__Excerpt to read__
2.3. Field Investigation

To obtain the validation data for the improved local-maximum algorithm, we conducted a field survey of sample plots that were randomly selected in the green space within the target area (Figure 1b). We performed the field investigation on the plant biodiversity in Baosteel using a sample plot of 20 × 20 m, considering the comparisons with our previous studies, and we selected the previous plot size of 20 × 20 m for our field investigation. First, we overlapped our target area onto the digital layer of the previous 84 sample plots, and we found that 9 of them were located within the target area. Second, we conducted a field survey from 21 September to 3 November 2020. The coordinates of four corner points for each sample plot were primarily recorded using a Garmin eTrex 329x portable GPS with a positioning accuracy of nearly 3 m. Then, the four points were spatially well aligned with the super-high-resolution UAV images to position the precise boundary of each plot in the field. The forests in the 9 selected sample plots contained mixed coniferous and broadleaved stands. The canopy closure (CC) of each plot was estimated via visual interpretation from the UAV digital image using ArcGIS software (Version 10.7) [39], and was briefly categorized into two groups: CCs less than 0.5, including the plots A–D, and CCs from 0.5 to 1.0, including the sample plots E–I. Individuals with diameters at breast height (DBHs) larger than 5 cm and heights of more than 2 m were recorded with their basal positions, heights, DBHs, canopy widths, and scientific taxa and abundances. Each tree species was identified according to the flora of Shanghai [40].
A total of 19 tree species and 554 individual trees were recorded, including 4 conifer species: Metasequoia glyptostroboides, Cedrus deodara, Juniperus chinensis ‘Kaizuka’, and Chamaecyparis pisifera ‘Squarrosa’, and 15 broadleaved tree species. The diameters at breast height (DBHs), tree heights (THs), and crown widths (CWs) for all tree species in the nine sample plots were in the ranges of 5.7–57.3 cm, 4–30 m, and 2–10.5 m, respectively. Each of these parameters for the individual trees was recorded for the validation of the estimation.

__Required work__
1 > Swap "document-body" for "page-body" in the records, leaving everything else unchanged. Write out the lines starting with the line with "document-body: [119, 141, 831, 1250]" and going on through the line with "1026, 831, 1241]".
2 > Pick up the passage on the field investigation of sample plots in Baosteel's green space after its last sentence, and continue it.

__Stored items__
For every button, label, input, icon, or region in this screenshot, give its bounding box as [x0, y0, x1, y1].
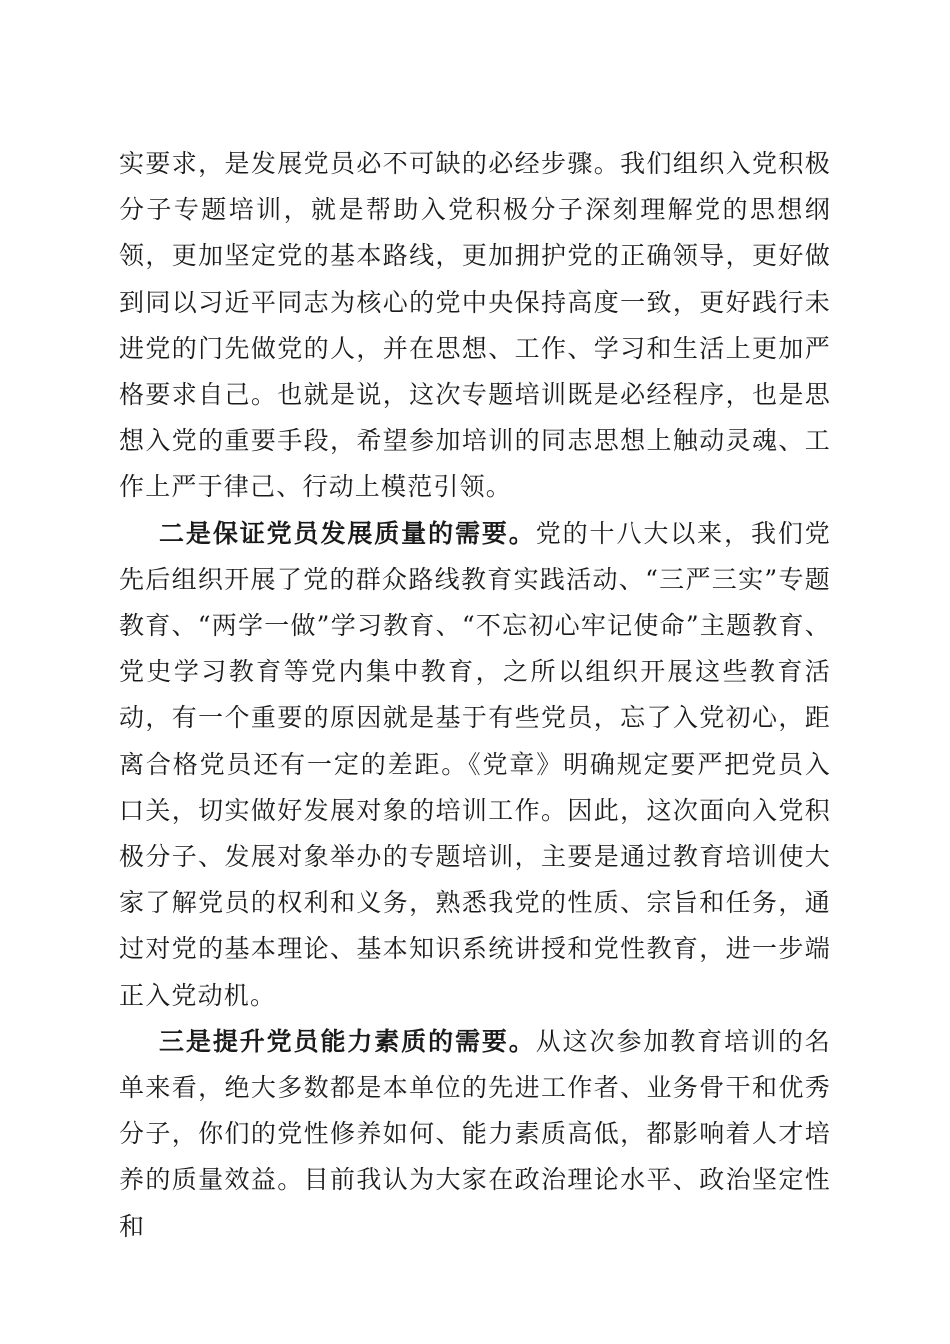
document-body: [119, 141, 831, 1250]
paragraph-2-text: 党的十八大以来，我们党先后组织开展了党的群众路线教育实践活动、“三严三实”专题教育、“两学一做”学习教育、“不忘初心牢记使命”主题教育、党史学习教育等党内集中教育，之所以组织开展这些教育活动，有一个重要的原因就是基于有些党员，忘了入党初心，距离合格党员还有一定的差距。《党章》明确规定要严把党员入口关，切实做好发展对象的培训工作。因此，这次面向入党积极分子、发展对象举办的专题培训，主要是通过教育培训使大家了解党员的权利和义务，熟悉我党的性质、宗旨和任务，通过对党的基本理论、基本知识系统讲授和党性教育，进一步端正入党动机。: [119, 518, 831, 1010]
paragraph-2: [119, 511, 831, 1019]
paragraph-1: [119, 141, 831, 511]
paragraph-2-heading: 二是保证党员发展质量的需要。: [159, 518, 536, 548]
paragraph-3-heading: 三是提升党员能力素质的需要。: [159, 1026, 536, 1056]
paragraph-3-text: 从这次参加教育培训的名单来看，绝大多数都是本单位的先进工作者、业务骨干和优秀分子，你们的党性修养如何、能力素质高低，都影响着人才培养的质量效益。目前我认为大家在政治理论水平、政治坚定性和: [119, 1026, 831, 1241]
paragraph-1-text: 实要求，是发展党员必不可缺的必经步骤。我们组织入党积极分子专题培训，就是帮助入党积极分子深刻理解党的思想纲领，更加坚定党的基本路线，更加拥护党的正确领导，更好做到同以习近平同志为核心的党中央保持高度一致，更好践行未进党的门先做党的人，并在思想、工作、学习和生活上更加严格要求自己。也就是说，这次专题培训既是必经程序，也是思想入党的重要手段，希望参加培训的同志思想上触动灵魂、工作上严于律己、行动上模范引领。: [119, 149, 831, 502]
paragraph-3: [119, 1019, 831, 1250]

__Exercise answers__
1 >
page-body: [119, 141, 831, 1250]
paragraph-2-text: 党的十八大以来，我们党先后组织开展了党的群众路线教育实践活动、“三严三实”专题教育、“两学一做”学习教育、“不忘初心牢记使命”主题教育、党史学习教育等党内集中教育，之所以组织开展这些教育活动，有一个重要的原因就是基于有些党员，忘了入党初心，距离合格党员还有一定的差距。《党章》明确规定要严把党员入口关，切实做好发展对象的培训工作。因此，这次面向入党积极分子、发展对象举办的专题培训，主要是通过教育培训使大家了解党员的权利和义务，熟悉我党的性质、宗旨和任务，通过对党的基本理论、基本知识系统讲授和党性教育，进一步端正入党动机。: [119, 518, 831, 1010]
paragraph-2: [119, 511, 831, 1019]
paragraph-1: [119, 141, 831, 511]
paragraph-2-heading: 二是保证党员发展质量的需要。: [159, 518, 536, 548]
paragraph-3-heading: 三是提升党员能力素质的需要。: [159, 1026, 536, 1056]
paragraph-3-text: 从这次参加教育培训的名单来看，绝大多数都是本单位的先进工作者、业务骨干和优秀分子，你们的党性修养如何、能力素质高低，都影响着人才培养的质量效益。目前我认为大家在政治理论水平、政治坚定性和: [119, 1026, 831, 1241]

2 >
2.4. Improvement to Local-Maximum Algorithm

We utilized the local-maximum (LM) algorithm to detect treetops to count the number of trees in each plot. However, the traditional LM suffers from the fixed searching-window-size of the tree crown, which cannot deal with the canopy complexity, such as crown overlapping, tree-crown irregularity, mixed canopies with evergreen and deciduous trees, etc., especially the true- and pseudo-treetop questions. To solve these problems, we proposed an improved algorithm framework: the local-maximum correlation (LMC) algorithm, which is suitable and robust for detecting the treetops of urban forests, especially mixed evergreen and deciduous broadleaved forests. Our improvement to the LM mainly included the following aspects: First, the canopy-height model was optimized via dual Gaussian filtration to reduce the noises from the original CHM input data. Second the searching window was generated via a clustering analysis of the tree height and crown size in order to find as many tree vertices as possible. Third, the crown-profile model was used to make the largest and smallest crown templates as the reference to identify the true and pseudo treetops using the normalized correlation coefficient (NCC). The overall workflow is shown in Figure 2. A detailed description of each improvement can be found in the following sections.
The algorithm framework was developed on the R Studio platform (Version 1.22.5033) in the R (Version 4.0.2) environment. The local-maximum detection in step 2 was improved from the “vwf” function in the “ForestTools” package [41]. The algorithm did not use other libraries except for the “raster” library for geographic data processing [42]. We developed the programming for each algorithm in our framework, such as dual Gaussian filtering, the canopy maximum and minimum tree-crown templates, normalized correlation coefficient calculation, and the angle-filtering strategy.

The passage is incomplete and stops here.